Alpha male Brush-turkey

The first prohibition on eating the Australian brush-turkey is, for those of us who live nearby and become fascinated by them, it would seem like the betrayal of a friend.

The second reason, as anyone who tries to prepare this wild bird for the pot soon discovers, the carcass stinks and the cooked flesh tastes foul.

In days long-gone, my partner was of the 'duck hunting fraternity.' He came home one night with what we then called a 'scrub turkey.' He did all the plucking and gutting but struck out on getting me to cook it. The only option was to bury it in the garden. Soon after, my partner found he no longer enjoyed shooting anything but soda cans, lined up on a fence.

  • In our present backyard, Kookaburra, Drongo, Butcher birds, skinks and a blue tongue lizard enjoy treats taken from our hands or a feeding perch built for them. All are wild animals, having no reliance on us for their daily diet. Like us Humans, they just enjoy an occasional free treat.

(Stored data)
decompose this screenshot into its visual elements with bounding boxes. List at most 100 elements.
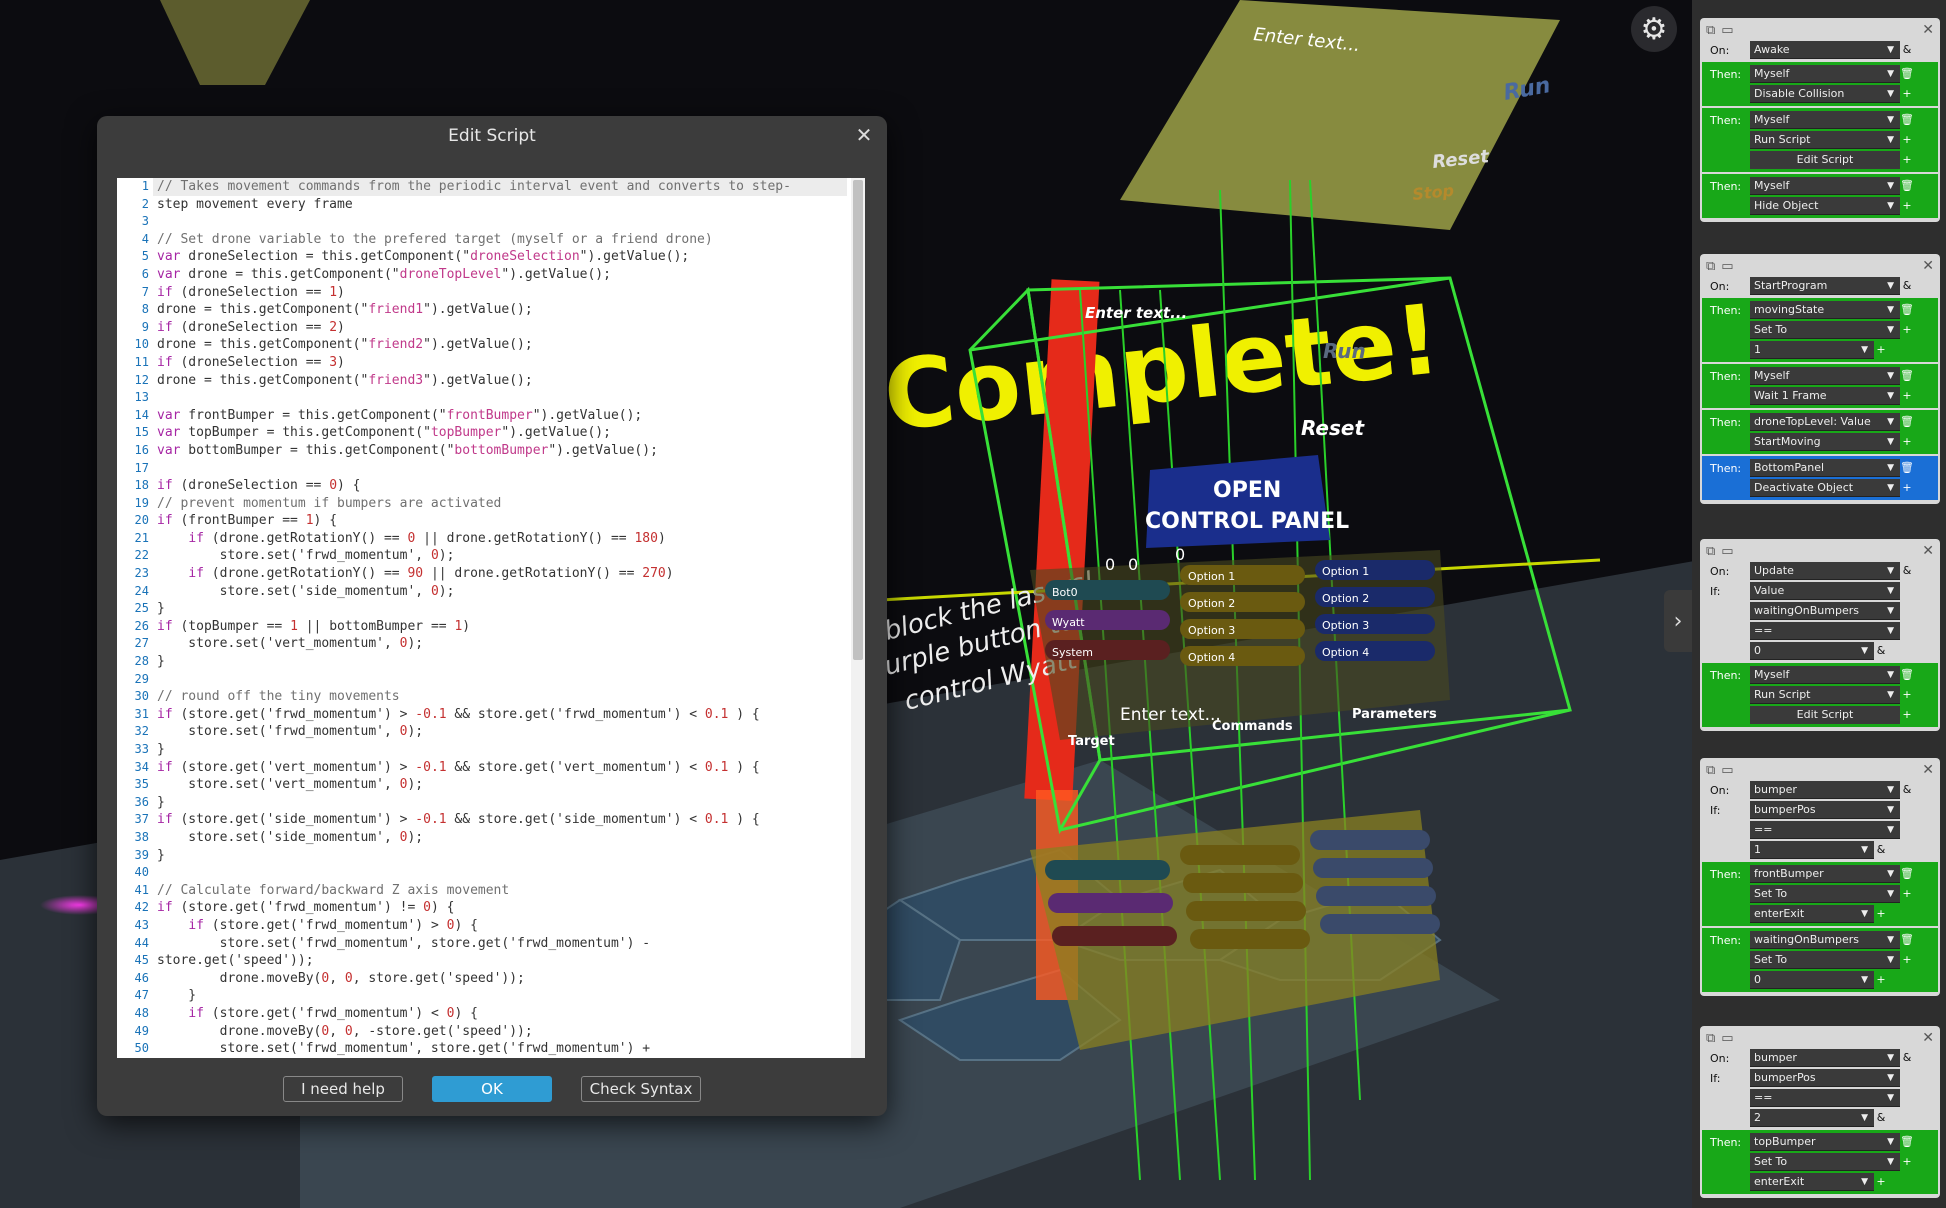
value-field[interactable]: enterExit ▼ <box>1750 905 1874 923</box>
edit-script-button[interactable]: Edit Script <box>1750 151 1900 169</box>
and-button[interactable]: & <box>1900 1049 1914 1067</box>
then-action-select[interactable]: Set To ▼ <box>1750 1153 1900 1171</box>
add-button[interactable]: + <box>1874 971 1888 989</box>
and-button[interactable]: & <box>1874 1109 1888 1127</box>
trash-icon[interactable]: 🗑 <box>1900 65 1914 83</box>
code-line[interactable]: // Set drone variable to the prefered ta… <box>153 231 847 249</box>
check-syntax-button[interactable]: Check Syntax <box>581 1076 701 1102</box>
value-field[interactable]: enterExit ▼ <box>1750 1173 1874 1191</box>
add-button[interactable]: + <box>1900 479 1914 497</box>
trash-icon[interactable]: 🗑 <box>1900 301 1914 319</box>
on-event-select[interactable]: bumper ▼ <box>1750 1049 1900 1067</box>
code-line[interactable]: // Takes movement commands from the peri… <box>153 178 847 196</box>
if-condition-select[interactable]: 1 ▼ <box>1750 841 1874 859</box>
trash-icon[interactable]: 🗑 <box>1900 177 1914 195</box>
if-condition-select[interactable]: 0 ▼ <box>1750 642 1874 660</box>
add-button[interactable]: + <box>1900 131 1914 149</box>
add-button[interactable]: + <box>1874 1173 1888 1191</box>
code-line[interactable]: store.get('speed')); <box>153 952 847 970</box>
option-b-4[interactable]: Option 4 <box>1322 646 1369 659</box>
code-line[interactable]: // Calculate forward/backward Z axis mov… <box>153 882 847 900</box>
trash-icon[interactable]: 🗑 <box>1900 865 1914 883</box>
close-icon[interactable]: ✕ <box>1922 258 1934 274</box>
then-action-select[interactable]: StartMoving ▼ <box>1750 433 1900 451</box>
code-line[interactable]: if (drone.getRotationY() == 0 || drone.g… <box>153 530 847 548</box>
then-target-select[interactable]: waitingOnBumpers ▼ <box>1750 931 1900 949</box>
close-icon[interactable]: ✕ <box>1922 1030 1934 1046</box>
add-button[interactable]: + <box>1900 1153 1914 1171</box>
code-line[interactable]: if (store.get('frwd_momentum') > 0) { <box>153 917 847 935</box>
ui-commands[interactable]: Commands <box>1212 719 1293 734</box>
then-action-select[interactable]: Run Script ▼ <box>1750 131 1900 149</box>
on-event-select[interactable]: StartProgram ▼ <box>1750 277 1900 295</box>
ui-enter-text[interactable]: Enter text... <box>1120 705 1221 725</box>
code-content[interactable]: // Takes movement commands from the peri… <box>153 178 847 1058</box>
value-field[interactable]: 0 ▼ <box>1750 971 1874 989</box>
code-line[interactable]: // prevent momentum if bumpers are activ… <box>153 495 847 513</box>
ui-target[interactable]: Target <box>1068 734 1115 749</box>
comment-icon[interactable]: ▭ <box>1721 763 1733 778</box>
close-icon[interactable]: ✕ <box>1922 22 1934 38</box>
cube-run[interactable]: Run <box>1323 339 1366 363</box>
trash-icon[interactable]: 🗑 <box>1900 111 1914 129</box>
code-line[interactable]: drone = this.getComponent("friend3").get… <box>153 372 847 390</box>
code-line[interactable]: } <box>153 987 847 1005</box>
then-target-select[interactable]: frontBumper ▼ <box>1750 865 1900 883</box>
then-target-select[interactable]: Myself ▼ <box>1750 111 1900 129</box>
option-a-2[interactable]: Option 2 <box>1188 597 1235 610</box>
trash-icon[interactable]: 🗑 <box>1900 367 1914 385</box>
add-button[interactable]: + <box>1900 951 1914 969</box>
code-line[interactable]: if (drone.getRotationY() == 90 || drone.… <box>153 565 847 583</box>
if-condition-select[interactable]: == ▼ <box>1750 1089 1900 1107</box>
cube-reset[interactable]: Reset <box>1301 416 1365 440</box>
settings-gear-icon[interactable]: ⚙ <box>1631 6 1677 52</box>
code-line[interactable] <box>153 460 847 478</box>
code-line[interactable]: if (store.get('frwd_momentum') != 0) { <box>153 899 847 917</box>
copy-icon[interactable]: ⧉ <box>1706 259 1715 274</box>
need-help-button[interactable]: I need help <box>283 1076 403 1102</box>
code-line[interactable]: drone = this.getComponent("friend1").get… <box>153 301 847 319</box>
code-line[interactable]: store.set('side_momentum', 0); <box>153 829 847 847</box>
code-line[interactable]: store.set('frwd_momentum', store.get('fr… <box>153 935 847 953</box>
bot-2[interactable]: System <box>1052 646 1093 659</box>
close-icon[interactable]: ✕ <box>1922 762 1934 778</box>
code-line[interactable]: var topBumper = this.getComponent("topBu… <box>153 424 847 442</box>
and-button[interactable]: & <box>1900 277 1914 295</box>
then-action-select[interactable]: Hide Object ▼ <box>1750 197 1900 215</box>
code-line[interactable]: if (topBumper == 1 || bottomBumper == 1) <box>153 618 847 636</box>
code-line[interactable]: drone.moveBy(0, 0, store.get('speed')); <box>153 970 847 988</box>
then-target-select[interactable]: Myself ▼ <box>1750 666 1900 684</box>
vertical-scrollbar[interactable] <box>851 178 865 1058</box>
on-event-select[interactable]: bumper ▼ <box>1750 781 1900 799</box>
add-button[interactable]: + <box>1900 387 1914 405</box>
if-condition-select[interactable]: bumperPos ▼ <box>1750 1069 1900 1087</box>
trash-icon[interactable]: 🗑 <box>1900 459 1914 477</box>
then-action-select[interactable]: Set To ▼ <box>1750 885 1900 903</box>
then-action-select[interactable]: Run Script ▼ <box>1750 686 1900 704</box>
option-b-2[interactable]: Option 2 <box>1322 592 1369 605</box>
code-line[interactable]: } <box>153 847 847 865</box>
then-action-select[interactable]: Set To ▼ <box>1750 321 1900 339</box>
code-line[interactable]: var drone = this.getComponent("droneTopL… <box>153 266 847 284</box>
add-button[interactable]: + <box>1900 885 1914 903</box>
then-target-select[interactable]: topBumper ▼ <box>1750 1133 1900 1151</box>
and-button[interactable]: & <box>1900 41 1914 59</box>
code-line[interactable] <box>153 389 847 407</box>
add-button[interactable]: + <box>1874 341 1888 359</box>
code-line[interactable]: if (droneSelection == 2) <box>153 319 847 337</box>
and-button[interactable]: & <box>1900 781 1914 799</box>
add-button[interactable]: + <box>1900 686 1914 704</box>
value-field[interactable]: 1 ▼ <box>1750 341 1874 359</box>
code-line[interactable] <box>153 864 847 882</box>
code-line[interactable]: if (droneSelection == 0) { <box>153 477 847 495</box>
on-event-select[interactable]: Update ▼ <box>1750 562 1900 580</box>
code-line[interactable]: } <box>153 600 847 618</box>
code-line[interactable]: if (droneSelection == 1) <box>153 284 847 302</box>
then-action-select[interactable]: Set To ▼ <box>1750 951 1900 969</box>
trash-icon[interactable]: 🗑 <box>1900 931 1914 949</box>
option-b-3[interactable]: Option 3 <box>1322 619 1369 632</box>
add-button[interactable]: + <box>1900 197 1914 215</box>
cube-enter-text[interactable]: Enter text... <box>1085 304 1187 322</box>
ok-button[interactable]: OK <box>432 1076 552 1102</box>
code-line[interactable]: store.set('frwd_momentum', 0); <box>153 723 847 741</box>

GOAL
Change "carcass" to "body" in the brush-turkey text from "The first prohibition" up to and including "flesh tastes foul.", and write out that passage.

RESULT OF THE EXERCISE
The first prohibition on eating the Australian brush-turkey is, for those of us who live nearby and become fascinated by them, it would seem like the betrayal of a friend.

The second reason, as anyone who tries to prepare this wild bird for the pot soon discovers, the body stinks and the cooked flesh tastes foul.